Request:
Restate the entries word for word, omitting nothing.

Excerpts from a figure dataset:
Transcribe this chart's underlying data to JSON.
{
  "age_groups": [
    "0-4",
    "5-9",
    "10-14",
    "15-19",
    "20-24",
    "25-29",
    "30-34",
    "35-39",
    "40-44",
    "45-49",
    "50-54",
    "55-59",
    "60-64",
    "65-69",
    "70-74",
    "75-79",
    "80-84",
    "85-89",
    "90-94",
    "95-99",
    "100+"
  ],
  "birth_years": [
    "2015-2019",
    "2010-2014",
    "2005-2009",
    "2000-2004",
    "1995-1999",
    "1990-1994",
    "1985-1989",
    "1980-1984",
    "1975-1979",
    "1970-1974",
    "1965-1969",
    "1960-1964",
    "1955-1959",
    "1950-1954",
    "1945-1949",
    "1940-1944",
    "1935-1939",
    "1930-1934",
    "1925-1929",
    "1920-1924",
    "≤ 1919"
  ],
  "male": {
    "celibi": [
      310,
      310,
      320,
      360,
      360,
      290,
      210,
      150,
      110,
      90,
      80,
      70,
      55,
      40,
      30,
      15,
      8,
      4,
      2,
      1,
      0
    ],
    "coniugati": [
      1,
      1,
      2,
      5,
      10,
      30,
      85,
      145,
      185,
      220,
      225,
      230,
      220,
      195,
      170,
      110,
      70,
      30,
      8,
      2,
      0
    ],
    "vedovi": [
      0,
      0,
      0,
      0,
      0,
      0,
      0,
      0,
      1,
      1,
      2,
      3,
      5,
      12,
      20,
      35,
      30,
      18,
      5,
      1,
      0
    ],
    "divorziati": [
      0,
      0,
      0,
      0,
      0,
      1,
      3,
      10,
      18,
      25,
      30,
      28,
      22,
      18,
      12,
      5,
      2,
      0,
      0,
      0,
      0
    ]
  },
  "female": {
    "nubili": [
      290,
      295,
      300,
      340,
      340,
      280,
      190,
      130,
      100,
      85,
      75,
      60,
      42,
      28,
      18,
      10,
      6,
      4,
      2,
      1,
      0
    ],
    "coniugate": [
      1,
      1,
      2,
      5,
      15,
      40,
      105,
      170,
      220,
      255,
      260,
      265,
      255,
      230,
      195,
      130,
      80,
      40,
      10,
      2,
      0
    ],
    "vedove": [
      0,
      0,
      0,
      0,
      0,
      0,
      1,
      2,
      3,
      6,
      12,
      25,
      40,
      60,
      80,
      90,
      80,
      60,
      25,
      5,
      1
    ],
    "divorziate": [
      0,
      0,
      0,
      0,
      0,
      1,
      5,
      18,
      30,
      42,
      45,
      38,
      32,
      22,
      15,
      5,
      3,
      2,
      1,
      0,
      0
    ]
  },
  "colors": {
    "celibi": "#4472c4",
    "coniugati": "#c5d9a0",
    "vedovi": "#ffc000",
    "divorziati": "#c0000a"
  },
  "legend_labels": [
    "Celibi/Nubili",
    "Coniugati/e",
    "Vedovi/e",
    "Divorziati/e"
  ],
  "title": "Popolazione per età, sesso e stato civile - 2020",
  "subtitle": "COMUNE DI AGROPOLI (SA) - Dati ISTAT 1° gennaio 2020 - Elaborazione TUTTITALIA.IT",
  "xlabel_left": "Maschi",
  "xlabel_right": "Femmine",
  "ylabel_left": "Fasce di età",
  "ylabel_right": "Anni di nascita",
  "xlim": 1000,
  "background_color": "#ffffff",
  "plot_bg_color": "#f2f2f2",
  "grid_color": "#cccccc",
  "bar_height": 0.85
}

Correct response:
Transcribe this chart's underlying data to JSON.
{
  "age_groups": [
    "0-4",
    "5-9",
    "10-14",
    "15-19",
    "20-24",
    "25-29",
    "30-34",
    "35-39",
    "40-44",
    "45-49",
    "50-54",
    "55-59",
    "60-64",
    "65-69",
    "70-74",
    "75-79",
    "80-84",
    "85-89",
    "90-94",
    "95-99",
    "100+"
  ],
  "birth_years": [
    "2015-2019",
    "2010-2014",
    "2005-2009",
    "2000-2004",
    "1995-1999",
    "1990-1994",
    "1985-1989",
    "1980-1984",
    "1975-1979",
    "1970-1974",
    "1965-1969",
    "1960-1964",
    "1955-1959",
    "1950-1954",
    "1945-1949",
    "1940-1944",
    "1935-1939",
    "1930-1934",
    "1925-1929",
    "1920-1924",
    "≤ 1919"
  ],
  "male": {
    "celibi": [
      310,
      310,
      320,
      360,
      360,
      290,
      210,
      150,
      110,
      90,
      80,
      70,
      55,
      40,
      30,
      15,
      8,
      4,
      2,
      1,
      0
    ],
    "coniugati": [
      1,
      1,
      2,
      5,
      10,
      30,
      85,
      145,
      185,
      220,
      225,
      230,
      220,
      195,
      170,
      110,
      70,
      30,
      8,
      2,
      0
    ],
    "vedovi": [
      0,
      0,
      0,
      0,
      0,
      0,
      0,
      0,
      1,
      1,
      2,
      3,
      5,
      12,
      20,
      35,
      30,
      18,
      5,
      1,
      0
    ],
    "divorziati": [
      0,
      0,
      0,
      0,
      0,
      1,
      3,
      10,
      18,
      25,
      30,
      28,
      22,
      18,
      12,
      5,
      2,
      0,
      0,
      0,
      0
    ]
  },
  "female": {
    "nubili": [
      290,
      295,
      300,
      340,
      340,
      280,
      190,
      130,
      100,
      85,
      75,
      60,
      42,
      28,
      18,
      10,
      6,
      4,
      2,
      1,
      0
    ],
    "coniugate": [
      1,
      1,
      2,
      5,
      15,
      40,
      105,
      170,
      220,
      255,
      260,
      265,
      255,
      230,
      195,
      130,
      80,
      40,
      10,
      2,
      0
    ],
    "vedove": [
      0,
      0,
      0,
      0,
      0,
      0,
      1,
      2,
      3,
      6,
      12,
      25,
      40,
      60,
      80,
      90,
      80,
      60,
      25,
      5,
      1
    ],
    "divorziate": [
      0,
      0,
      0,
      0,
      0,
      1,
      5,
      18,
      30,
      42,
      45,
      38,
      32,
      22,
      15,
      5,
      3,
      2,
      1,
      0,
      0
    ]
  },
  "colors": {
    "celibi": "#4472c4",
    "coniugati": "#c5d9a0",
    "vedovi": "#ffc000",
    "divorziati": "#c0000a"
  },
  "legend_labels": [
    "Celibi/Nubili",
    "Coniugati/e",
    "Vedovi/e",
    "Divorziati/e"
  ],
  "title": "Popolazione per età, sesso e stato civile - 2020",
  "subtitle": "COMUNE DI AGROPOLI (SA) - Dati ISTAT 1° gennaio 2020 - Elaborazione TUTTITALIA.IT",
  "xlabel_left": "Maschi",
  "xlabel_right": "Femmine",
  "ylabel_left": "Fasce di età",
  "ylabel_right": "Anni di nascita",
  "xlim": 1000,
  "background_color": "#ffffff",
  "plot_bg_color": "#f2f2f2",
  "grid_color": "#cccccc",
  "bar_height": 0.85
}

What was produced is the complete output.